#### TASK PROMPT:
Transcribe the records exactly. Pictures do not belong in the transcription.

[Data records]
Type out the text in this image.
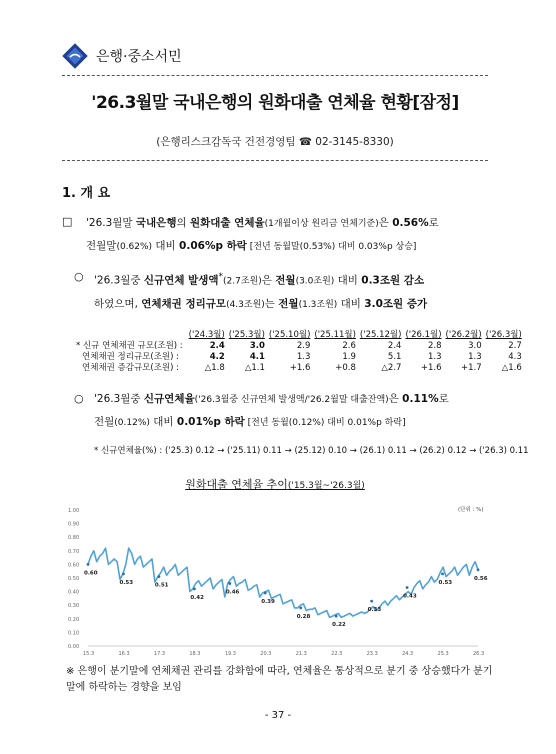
은행·중소서민
'26.3월말 국내은행의 원화대출 연체율 현황[잠정]
(은행리스크감독국 건전경영팀 ☎ 02-3145-8330)
1. 개 요
□ '26.3월말 국내은행의 원화대출 연체율(1개월이상 원리금 연체기준)은 0.56%로
전월말(0.62%) 대비 0.06%p 하락 [전년 동월말(0.53%) 대비 0.03%p 상승]
○ '26.3월중 신규연체 발생액*(2.7조원)은 전월(3.0조원) 대비 0.3조원 감소
하였으며, 연체채권 정리규모(4.3조원)는 전월(1.3조원) 대비 3.0조원 증가
	('24.3월)	('25.3월)	('25.10월)	('25.11월)	('25.12월)	('26.1월)	('26.2월)	('26.3월)
* 신규 연체채권 규모(조원) :	2.4	3.0	2.9	2.6	2.4	2.8	3.0	2.7
연체채권 정리규모(조원) :	4.2	4.1	1.3	1.9	5.1	1.3	1.3	4.3
연체채권 증감규모(조원) :	△1.8	△1.1	+1.6	+0.8	△2.7	+1.6	+1.7	△1.6
○ '26.3월중 신규연체율('26.3월중 신규연체 발생액/'26.2월말 대출잔액)은 0.11%로
전월(0.12%) 대비 0.01%p 하락 [전년 동월(0.12%) 대비 0.01%p 하락]
* 신규연체율(%) : ('25.3) 0.12 → ('25.11) 0.11 → (25.12) 0.10 → (26.1) 0.11 → (26.2) 0.12 → ('26.3) 0.11
원화대출 연체율 추이('15.3월~'26.3월)
1.00
0.90
0.80
0.70
0.60
0.50
0.40
0.30
0.20
0.10
0.00
15.3	16.3	17.3	18.3	19.3	20.3	21.3	22.3	23.3	24.3	25.3	26.3
(단위 : %)
0.60
0.53	0.51
0.42
0.46
0.39
0.28
0.22
0.33
0.43
0.53
0.56
※ 은행이 분기말에 연체채권 관리를 강화함에 따라, 연체율은 통상적으로 분기 중 상승했다가 분기 말에 하락하는 경향을 보임
- 37 -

#### RESULT FOR THIS TASK:
Type out the text in this image.
은행·중소서민
'26.3월말 국내은행의 원화대출 연체율 현황[잠정]
(은행리스크감독국 건전경영팀 ☎ 02-3145-8330)
1. 개 요
□ '26.3월말 국내은행의 원화대출 연체율(1개월이상 원리금 연체기준)은 0.56%로
전월말(0.62%) 대비 0.06%p 하락 [전년 동월말(0.53%) 대비 0.03%p 상승]
○ '26.3월중 신규연체 발생액*(2.7조원)은 전월(3.0조원) 대비 0.3조원 감소
하였으며, 연체채권 정리규모(4.3조원)는 전월(1.3조원) 대비 3.0조원 증가
	('24.3월)	('25.3월)	('25.10월)	('25.11월)	('25.12월)	('26.1월)	('26.2월)	('26.3월)
* 신규 연체채권 규모(조원) :	2.4	3.0	2.9	2.6	2.4	2.8	3.0	2.7
연체채권 정리규모(조원) :	4.2	4.1	1.3	1.9	5.1	1.3	1.3	4.3
연체채권 증감규모(조원) :	△1.8	△1.1	+1.6	+0.8	△2.7	+1.6	+1.7	△1.6
○ '26.3월중 신규연체율('26.3월중 신규연체 발생액/'26.2월말 대출잔액)은 0.11%로
전월(0.12%) 대비 0.01%p 하락 [전년 동월(0.12%) 대비 0.01%p 하락]
* 신규연체율(%) : ('25.3) 0.12 → ('25.11) 0.11 → (25.12) 0.10 → (26.1) 0.11 → (26.2) 0.12 → ('26.3) 0.11
원화대출 연체율 추이('15.3월~'26.3월)
1.00
0.90
0.80
0.70
0.60
0.50
0.40
0.30
0.20
0.10
0.00
15.3	16.3	17.3	18.3	19.3	20.3	21.3	22.3	23.3	24.3	25.3	26.3
(단위 : %)
0.60
0.53	0.51
0.42
0.46
0.39
0.28
0.22
0.33
0.43
0.53
0.56
※ 은행이 분기말에 연체채권 관리를 강화함에 따라, 연체율은 통상적으로 분기 중 상승했다가 분기 말에 하락하는 경향을 보임
- 37 -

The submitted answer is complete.